**Requirement**
Within the data that follows, how many lines carry the string "title"? Give the number alone.

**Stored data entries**
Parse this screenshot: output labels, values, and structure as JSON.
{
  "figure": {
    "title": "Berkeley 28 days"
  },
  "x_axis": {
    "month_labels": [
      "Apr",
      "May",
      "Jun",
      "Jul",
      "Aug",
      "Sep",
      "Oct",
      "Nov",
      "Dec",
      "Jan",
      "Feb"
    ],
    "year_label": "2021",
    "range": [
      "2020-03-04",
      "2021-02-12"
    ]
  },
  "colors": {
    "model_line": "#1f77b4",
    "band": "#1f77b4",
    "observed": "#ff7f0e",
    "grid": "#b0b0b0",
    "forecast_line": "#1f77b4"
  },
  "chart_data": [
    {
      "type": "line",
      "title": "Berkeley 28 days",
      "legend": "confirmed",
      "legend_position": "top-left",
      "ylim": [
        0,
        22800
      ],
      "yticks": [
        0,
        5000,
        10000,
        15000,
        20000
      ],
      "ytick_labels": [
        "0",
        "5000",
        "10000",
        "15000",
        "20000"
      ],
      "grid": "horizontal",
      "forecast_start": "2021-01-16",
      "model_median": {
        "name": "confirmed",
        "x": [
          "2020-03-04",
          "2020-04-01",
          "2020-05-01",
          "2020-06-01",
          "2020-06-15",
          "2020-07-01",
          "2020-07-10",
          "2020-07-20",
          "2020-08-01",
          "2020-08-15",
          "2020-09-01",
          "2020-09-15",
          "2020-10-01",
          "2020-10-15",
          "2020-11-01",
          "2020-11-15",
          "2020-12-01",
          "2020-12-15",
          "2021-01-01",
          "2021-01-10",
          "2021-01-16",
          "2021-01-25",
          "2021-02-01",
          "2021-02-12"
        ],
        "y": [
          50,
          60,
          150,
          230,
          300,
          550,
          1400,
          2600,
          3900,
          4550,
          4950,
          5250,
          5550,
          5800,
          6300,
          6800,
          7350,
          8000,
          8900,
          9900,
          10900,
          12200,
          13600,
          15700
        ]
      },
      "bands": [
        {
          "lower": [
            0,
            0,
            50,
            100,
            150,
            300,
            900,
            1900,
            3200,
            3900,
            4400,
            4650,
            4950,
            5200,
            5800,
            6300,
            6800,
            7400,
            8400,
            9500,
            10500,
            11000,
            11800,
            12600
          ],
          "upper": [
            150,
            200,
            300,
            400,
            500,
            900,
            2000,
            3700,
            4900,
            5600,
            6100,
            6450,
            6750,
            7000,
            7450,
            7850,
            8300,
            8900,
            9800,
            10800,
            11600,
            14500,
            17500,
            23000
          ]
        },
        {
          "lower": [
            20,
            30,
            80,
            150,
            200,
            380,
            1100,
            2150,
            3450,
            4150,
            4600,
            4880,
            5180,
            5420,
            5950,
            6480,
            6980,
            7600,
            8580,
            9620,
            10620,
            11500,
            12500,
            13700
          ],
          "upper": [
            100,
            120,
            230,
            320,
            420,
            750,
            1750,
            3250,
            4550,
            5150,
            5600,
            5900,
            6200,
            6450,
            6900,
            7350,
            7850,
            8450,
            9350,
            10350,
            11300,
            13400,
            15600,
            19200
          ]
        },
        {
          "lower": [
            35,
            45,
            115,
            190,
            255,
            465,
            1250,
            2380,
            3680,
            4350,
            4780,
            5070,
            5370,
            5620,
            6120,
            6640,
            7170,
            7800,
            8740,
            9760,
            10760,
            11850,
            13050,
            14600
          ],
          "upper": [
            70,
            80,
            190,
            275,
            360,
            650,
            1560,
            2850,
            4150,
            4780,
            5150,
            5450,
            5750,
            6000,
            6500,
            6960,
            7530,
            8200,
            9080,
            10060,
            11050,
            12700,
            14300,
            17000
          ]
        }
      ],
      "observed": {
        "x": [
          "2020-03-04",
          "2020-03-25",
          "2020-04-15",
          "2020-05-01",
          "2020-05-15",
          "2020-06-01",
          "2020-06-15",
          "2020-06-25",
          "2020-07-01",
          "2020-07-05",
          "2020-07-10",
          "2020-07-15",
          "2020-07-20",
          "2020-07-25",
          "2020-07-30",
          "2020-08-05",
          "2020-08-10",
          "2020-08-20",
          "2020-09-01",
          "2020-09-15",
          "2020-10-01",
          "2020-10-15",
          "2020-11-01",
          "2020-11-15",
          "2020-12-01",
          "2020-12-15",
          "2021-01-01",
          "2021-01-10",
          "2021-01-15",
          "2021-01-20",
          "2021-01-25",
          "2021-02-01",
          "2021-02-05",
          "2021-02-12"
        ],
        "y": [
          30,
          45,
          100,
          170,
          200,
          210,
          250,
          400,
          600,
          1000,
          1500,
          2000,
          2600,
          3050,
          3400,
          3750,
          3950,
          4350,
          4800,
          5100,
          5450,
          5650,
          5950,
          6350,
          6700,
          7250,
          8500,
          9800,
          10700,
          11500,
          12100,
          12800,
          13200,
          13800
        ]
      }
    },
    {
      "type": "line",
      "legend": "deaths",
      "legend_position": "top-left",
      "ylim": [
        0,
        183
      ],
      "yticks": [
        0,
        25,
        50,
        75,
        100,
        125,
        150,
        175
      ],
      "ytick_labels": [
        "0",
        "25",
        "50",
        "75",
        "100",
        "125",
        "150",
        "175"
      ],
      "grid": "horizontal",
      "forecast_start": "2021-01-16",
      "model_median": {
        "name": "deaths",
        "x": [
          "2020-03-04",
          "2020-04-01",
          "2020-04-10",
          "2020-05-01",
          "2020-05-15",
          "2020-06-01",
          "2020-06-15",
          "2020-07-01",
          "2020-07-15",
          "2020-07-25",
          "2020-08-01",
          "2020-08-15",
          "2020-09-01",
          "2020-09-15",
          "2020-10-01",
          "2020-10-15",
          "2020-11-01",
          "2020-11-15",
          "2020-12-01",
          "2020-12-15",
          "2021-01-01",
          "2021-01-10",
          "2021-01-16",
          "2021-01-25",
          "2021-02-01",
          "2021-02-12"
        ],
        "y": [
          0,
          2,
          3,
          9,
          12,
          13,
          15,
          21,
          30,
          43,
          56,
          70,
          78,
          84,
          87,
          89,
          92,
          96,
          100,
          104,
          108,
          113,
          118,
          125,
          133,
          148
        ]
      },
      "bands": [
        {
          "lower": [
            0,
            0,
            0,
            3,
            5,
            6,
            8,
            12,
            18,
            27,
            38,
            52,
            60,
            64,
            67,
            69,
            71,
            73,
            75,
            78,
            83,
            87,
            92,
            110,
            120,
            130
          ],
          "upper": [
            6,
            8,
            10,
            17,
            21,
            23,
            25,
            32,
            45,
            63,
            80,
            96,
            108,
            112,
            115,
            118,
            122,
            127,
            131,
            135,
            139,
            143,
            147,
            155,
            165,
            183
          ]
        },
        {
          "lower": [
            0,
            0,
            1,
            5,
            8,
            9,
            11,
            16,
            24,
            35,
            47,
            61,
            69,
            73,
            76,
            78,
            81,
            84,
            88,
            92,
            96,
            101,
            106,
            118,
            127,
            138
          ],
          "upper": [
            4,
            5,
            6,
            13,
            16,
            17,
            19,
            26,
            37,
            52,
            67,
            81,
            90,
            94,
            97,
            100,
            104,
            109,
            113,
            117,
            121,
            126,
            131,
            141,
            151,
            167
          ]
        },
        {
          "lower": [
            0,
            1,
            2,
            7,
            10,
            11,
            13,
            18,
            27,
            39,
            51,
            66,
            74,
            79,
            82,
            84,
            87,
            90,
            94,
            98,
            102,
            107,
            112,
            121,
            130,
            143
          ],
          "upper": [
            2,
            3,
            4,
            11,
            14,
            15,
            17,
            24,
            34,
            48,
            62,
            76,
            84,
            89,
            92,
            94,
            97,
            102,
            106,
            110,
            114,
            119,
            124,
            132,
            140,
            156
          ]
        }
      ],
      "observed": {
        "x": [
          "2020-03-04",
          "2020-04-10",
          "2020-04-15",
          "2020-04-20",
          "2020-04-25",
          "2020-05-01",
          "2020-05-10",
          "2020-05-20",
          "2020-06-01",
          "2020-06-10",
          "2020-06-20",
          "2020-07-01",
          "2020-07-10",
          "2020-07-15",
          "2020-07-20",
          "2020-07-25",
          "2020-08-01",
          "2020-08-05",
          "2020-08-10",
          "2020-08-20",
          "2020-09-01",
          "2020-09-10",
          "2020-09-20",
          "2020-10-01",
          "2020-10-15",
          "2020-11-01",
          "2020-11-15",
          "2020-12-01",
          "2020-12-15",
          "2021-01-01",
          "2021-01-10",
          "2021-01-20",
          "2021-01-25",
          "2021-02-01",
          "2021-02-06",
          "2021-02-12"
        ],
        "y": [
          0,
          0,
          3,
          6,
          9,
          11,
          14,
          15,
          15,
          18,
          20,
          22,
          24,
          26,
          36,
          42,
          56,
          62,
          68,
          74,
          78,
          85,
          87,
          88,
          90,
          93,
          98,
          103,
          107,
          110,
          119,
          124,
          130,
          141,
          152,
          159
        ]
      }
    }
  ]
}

**Completed exercise**
2